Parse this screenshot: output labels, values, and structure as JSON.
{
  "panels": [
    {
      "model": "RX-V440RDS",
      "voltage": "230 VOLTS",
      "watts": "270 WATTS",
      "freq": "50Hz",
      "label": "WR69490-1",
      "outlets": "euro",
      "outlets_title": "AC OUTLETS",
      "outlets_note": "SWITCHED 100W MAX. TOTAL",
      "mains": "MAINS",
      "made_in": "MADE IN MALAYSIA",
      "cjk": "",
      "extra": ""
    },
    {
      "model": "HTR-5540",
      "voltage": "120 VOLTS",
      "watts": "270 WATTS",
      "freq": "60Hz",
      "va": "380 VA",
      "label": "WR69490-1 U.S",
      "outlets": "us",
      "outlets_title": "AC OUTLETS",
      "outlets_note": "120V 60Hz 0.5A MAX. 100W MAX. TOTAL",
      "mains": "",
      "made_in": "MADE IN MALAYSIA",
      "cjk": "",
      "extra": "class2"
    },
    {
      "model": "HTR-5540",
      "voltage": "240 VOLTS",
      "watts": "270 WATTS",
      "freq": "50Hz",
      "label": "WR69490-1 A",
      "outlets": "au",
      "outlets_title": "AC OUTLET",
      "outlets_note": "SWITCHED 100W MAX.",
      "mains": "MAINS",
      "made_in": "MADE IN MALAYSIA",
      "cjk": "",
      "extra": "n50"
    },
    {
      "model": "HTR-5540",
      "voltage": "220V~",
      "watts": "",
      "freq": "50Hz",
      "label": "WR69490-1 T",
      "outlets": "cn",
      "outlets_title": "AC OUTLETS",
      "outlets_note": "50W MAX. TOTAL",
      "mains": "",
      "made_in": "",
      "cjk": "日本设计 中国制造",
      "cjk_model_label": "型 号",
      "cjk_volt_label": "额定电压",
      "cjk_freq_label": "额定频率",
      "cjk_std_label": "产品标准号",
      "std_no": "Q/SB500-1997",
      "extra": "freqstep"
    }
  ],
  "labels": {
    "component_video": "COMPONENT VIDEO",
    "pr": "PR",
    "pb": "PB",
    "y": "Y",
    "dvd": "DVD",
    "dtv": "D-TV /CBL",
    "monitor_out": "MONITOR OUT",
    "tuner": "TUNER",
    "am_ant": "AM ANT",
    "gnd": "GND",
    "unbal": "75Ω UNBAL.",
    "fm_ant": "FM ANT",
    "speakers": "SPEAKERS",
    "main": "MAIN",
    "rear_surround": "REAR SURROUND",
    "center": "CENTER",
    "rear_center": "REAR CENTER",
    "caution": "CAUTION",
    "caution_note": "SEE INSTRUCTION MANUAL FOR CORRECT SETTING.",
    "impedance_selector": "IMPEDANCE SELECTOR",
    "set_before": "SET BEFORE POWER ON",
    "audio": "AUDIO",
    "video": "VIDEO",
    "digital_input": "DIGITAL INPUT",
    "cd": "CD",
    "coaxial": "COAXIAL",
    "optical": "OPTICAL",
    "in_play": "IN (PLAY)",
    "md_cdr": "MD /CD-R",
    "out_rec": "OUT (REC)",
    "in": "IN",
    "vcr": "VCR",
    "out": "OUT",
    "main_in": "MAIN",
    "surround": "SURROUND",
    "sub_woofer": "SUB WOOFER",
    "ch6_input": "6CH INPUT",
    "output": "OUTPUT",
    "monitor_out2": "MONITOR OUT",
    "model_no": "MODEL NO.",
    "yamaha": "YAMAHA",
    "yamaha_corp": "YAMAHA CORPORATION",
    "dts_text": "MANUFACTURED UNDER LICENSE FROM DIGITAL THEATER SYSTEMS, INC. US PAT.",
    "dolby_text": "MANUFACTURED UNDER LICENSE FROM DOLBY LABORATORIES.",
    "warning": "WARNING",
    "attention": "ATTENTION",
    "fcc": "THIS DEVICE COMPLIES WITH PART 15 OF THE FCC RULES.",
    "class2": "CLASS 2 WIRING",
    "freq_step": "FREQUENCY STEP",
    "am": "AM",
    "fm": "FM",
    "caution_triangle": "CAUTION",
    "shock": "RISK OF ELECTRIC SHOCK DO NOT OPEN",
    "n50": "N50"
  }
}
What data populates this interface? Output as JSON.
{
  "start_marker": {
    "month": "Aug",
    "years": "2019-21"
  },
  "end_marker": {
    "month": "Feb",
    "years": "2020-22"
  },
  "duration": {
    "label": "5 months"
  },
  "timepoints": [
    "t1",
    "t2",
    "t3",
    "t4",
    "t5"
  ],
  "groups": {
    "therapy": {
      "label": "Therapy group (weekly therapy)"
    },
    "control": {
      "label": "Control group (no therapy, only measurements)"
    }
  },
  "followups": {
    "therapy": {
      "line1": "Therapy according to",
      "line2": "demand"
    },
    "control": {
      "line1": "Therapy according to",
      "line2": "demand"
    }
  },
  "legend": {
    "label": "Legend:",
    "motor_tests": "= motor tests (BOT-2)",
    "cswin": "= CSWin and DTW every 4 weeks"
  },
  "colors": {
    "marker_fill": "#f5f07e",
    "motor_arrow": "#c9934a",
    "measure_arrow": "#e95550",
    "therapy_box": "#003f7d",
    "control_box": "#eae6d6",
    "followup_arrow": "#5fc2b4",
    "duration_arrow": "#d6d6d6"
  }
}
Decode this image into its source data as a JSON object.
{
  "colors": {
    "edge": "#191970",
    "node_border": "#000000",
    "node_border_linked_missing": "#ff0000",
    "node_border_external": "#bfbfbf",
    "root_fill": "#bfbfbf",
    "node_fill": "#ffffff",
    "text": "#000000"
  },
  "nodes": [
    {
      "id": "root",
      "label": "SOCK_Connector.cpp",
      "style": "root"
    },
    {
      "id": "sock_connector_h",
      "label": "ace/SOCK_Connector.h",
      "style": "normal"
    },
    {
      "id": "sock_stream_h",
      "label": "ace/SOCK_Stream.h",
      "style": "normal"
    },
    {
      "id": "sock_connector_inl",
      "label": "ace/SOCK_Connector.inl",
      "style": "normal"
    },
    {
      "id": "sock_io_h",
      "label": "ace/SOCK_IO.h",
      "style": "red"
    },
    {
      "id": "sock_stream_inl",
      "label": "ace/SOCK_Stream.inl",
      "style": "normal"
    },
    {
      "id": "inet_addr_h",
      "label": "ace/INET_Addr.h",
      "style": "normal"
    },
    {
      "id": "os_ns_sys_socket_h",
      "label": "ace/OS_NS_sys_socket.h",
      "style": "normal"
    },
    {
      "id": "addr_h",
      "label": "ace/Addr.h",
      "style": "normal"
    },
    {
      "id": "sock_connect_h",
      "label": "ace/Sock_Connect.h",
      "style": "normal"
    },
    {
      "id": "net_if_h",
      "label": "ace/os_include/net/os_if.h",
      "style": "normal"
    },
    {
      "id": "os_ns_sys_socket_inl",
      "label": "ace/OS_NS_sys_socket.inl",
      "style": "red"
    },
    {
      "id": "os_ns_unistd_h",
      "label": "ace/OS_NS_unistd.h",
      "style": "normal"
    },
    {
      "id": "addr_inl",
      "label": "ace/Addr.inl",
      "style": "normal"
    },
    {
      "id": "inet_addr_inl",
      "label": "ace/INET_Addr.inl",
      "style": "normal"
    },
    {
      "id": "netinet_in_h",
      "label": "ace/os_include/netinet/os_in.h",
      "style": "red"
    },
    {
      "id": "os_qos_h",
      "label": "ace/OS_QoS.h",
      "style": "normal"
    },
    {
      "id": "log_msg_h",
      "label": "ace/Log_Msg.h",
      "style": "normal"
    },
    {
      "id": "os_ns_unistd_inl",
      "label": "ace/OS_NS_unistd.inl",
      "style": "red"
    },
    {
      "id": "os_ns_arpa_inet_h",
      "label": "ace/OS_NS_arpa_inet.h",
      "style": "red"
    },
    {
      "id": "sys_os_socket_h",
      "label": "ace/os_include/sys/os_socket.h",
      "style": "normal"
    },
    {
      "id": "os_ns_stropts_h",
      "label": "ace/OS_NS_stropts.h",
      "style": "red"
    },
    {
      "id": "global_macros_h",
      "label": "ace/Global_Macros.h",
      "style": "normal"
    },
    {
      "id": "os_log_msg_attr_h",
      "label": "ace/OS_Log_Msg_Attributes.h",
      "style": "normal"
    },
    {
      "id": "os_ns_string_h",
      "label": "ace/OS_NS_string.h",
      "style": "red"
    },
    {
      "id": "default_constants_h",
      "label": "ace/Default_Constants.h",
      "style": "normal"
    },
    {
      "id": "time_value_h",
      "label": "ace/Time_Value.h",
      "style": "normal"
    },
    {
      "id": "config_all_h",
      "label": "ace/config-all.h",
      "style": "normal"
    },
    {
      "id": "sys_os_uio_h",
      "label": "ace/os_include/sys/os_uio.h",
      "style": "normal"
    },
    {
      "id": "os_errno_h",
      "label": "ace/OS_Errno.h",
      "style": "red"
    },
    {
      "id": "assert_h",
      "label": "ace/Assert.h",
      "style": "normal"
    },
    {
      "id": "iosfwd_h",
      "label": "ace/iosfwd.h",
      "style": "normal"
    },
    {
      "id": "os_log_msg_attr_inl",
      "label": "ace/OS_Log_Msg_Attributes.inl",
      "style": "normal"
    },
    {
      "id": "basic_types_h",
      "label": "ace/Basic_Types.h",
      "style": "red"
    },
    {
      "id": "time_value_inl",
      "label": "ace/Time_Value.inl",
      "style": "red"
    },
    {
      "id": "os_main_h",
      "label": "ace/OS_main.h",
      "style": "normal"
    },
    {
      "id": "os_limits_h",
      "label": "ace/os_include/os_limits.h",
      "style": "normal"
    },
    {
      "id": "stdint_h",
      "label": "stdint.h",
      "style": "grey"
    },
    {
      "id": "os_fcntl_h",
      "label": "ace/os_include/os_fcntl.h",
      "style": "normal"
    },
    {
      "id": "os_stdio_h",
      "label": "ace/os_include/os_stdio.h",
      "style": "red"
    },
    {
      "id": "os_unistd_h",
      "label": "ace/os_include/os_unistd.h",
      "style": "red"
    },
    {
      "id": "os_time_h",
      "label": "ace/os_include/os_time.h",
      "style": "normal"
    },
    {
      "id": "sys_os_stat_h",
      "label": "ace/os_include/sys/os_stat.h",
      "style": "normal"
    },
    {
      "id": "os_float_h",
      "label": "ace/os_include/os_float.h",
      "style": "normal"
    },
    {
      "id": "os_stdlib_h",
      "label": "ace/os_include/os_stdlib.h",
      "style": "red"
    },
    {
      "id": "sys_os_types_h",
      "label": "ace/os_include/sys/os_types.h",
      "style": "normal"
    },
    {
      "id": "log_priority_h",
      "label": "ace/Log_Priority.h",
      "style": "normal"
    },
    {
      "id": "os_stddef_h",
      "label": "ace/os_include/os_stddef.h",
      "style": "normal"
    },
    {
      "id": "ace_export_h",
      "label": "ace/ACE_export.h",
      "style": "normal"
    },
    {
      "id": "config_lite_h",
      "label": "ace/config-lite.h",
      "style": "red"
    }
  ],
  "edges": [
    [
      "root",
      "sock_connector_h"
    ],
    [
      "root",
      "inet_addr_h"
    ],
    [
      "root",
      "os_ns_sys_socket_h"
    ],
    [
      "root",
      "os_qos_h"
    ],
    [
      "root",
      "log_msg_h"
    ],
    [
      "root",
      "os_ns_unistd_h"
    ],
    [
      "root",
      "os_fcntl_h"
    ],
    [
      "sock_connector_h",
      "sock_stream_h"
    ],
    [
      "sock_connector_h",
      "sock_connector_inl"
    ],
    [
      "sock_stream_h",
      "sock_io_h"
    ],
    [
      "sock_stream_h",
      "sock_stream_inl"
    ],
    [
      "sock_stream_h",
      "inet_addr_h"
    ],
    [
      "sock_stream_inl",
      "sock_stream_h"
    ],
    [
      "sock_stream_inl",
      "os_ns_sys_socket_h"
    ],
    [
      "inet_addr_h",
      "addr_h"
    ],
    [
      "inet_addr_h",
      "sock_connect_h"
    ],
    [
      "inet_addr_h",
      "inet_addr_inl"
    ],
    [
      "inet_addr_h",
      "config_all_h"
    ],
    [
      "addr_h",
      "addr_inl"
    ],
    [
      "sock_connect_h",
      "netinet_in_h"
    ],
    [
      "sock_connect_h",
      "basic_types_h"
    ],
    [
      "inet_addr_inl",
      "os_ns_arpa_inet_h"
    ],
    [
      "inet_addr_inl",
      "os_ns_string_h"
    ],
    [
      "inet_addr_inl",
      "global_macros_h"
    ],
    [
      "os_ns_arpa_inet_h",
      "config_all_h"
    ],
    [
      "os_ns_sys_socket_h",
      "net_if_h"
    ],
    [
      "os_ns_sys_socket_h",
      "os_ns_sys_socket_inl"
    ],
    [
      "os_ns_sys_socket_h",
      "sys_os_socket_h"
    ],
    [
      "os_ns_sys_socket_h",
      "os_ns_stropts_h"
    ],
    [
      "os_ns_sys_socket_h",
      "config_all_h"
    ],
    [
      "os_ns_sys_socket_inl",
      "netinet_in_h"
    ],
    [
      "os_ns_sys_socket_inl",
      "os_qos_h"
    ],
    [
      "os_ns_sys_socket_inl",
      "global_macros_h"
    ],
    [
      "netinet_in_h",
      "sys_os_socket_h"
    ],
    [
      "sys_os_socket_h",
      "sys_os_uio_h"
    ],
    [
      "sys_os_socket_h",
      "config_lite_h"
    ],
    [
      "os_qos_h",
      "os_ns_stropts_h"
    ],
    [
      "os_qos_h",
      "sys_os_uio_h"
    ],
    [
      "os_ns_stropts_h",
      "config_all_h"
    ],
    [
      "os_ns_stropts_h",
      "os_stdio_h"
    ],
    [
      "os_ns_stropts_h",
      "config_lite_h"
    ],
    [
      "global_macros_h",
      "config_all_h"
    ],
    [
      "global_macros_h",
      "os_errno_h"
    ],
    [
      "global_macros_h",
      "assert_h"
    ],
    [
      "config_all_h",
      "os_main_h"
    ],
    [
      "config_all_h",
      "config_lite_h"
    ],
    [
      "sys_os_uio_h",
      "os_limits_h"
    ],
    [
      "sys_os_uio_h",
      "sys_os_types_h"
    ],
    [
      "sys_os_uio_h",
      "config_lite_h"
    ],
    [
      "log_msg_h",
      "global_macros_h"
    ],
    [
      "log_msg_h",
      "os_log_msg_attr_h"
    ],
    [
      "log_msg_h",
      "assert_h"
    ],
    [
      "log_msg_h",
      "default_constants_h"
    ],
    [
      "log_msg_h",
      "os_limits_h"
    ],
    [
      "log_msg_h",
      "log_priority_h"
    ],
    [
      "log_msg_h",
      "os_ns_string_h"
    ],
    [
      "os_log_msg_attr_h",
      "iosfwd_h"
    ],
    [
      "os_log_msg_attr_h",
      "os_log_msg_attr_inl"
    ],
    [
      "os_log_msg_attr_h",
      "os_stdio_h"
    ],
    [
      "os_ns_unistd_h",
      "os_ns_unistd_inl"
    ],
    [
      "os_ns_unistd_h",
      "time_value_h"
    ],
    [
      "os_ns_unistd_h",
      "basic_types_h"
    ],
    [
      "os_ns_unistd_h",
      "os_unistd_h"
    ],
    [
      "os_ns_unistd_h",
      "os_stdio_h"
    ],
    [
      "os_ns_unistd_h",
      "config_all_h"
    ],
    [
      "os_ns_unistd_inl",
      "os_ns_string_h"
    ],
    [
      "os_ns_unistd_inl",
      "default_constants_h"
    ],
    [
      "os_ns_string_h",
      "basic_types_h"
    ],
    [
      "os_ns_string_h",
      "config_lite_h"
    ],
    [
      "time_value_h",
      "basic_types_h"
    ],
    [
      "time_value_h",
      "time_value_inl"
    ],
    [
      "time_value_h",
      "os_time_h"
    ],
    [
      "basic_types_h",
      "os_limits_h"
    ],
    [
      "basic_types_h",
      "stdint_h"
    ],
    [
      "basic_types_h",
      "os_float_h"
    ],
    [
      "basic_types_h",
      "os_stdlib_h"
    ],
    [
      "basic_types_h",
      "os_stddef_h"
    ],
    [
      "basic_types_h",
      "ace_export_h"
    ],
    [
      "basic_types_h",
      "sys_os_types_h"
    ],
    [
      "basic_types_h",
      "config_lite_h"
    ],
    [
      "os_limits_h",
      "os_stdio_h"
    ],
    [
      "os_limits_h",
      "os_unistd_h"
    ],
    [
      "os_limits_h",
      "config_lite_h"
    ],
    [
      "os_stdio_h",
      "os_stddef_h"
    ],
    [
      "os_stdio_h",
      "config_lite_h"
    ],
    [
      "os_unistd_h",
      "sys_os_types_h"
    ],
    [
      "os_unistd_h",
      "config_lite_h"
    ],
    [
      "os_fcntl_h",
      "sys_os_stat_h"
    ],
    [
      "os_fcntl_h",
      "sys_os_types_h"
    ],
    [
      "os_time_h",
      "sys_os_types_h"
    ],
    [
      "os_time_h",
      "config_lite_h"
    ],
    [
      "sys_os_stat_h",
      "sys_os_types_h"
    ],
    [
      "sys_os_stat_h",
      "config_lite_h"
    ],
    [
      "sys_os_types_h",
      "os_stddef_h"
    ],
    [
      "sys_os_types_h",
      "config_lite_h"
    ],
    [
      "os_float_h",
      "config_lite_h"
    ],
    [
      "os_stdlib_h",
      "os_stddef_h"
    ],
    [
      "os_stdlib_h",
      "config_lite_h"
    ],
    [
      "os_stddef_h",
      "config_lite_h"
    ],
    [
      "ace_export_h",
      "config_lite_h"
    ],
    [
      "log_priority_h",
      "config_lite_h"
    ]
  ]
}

***

§ Exercise goal:
Locate the lines above that hold the word "DIGITAL". Show every one of them.

§ Solution for this problem:
    "digital_input": "DIGITAL INPUT",
    "dts_text": "MANUFACTURED UNDER LICENSE FROM DIGITAL THEATER SYSTEMS, INC. US PAT.",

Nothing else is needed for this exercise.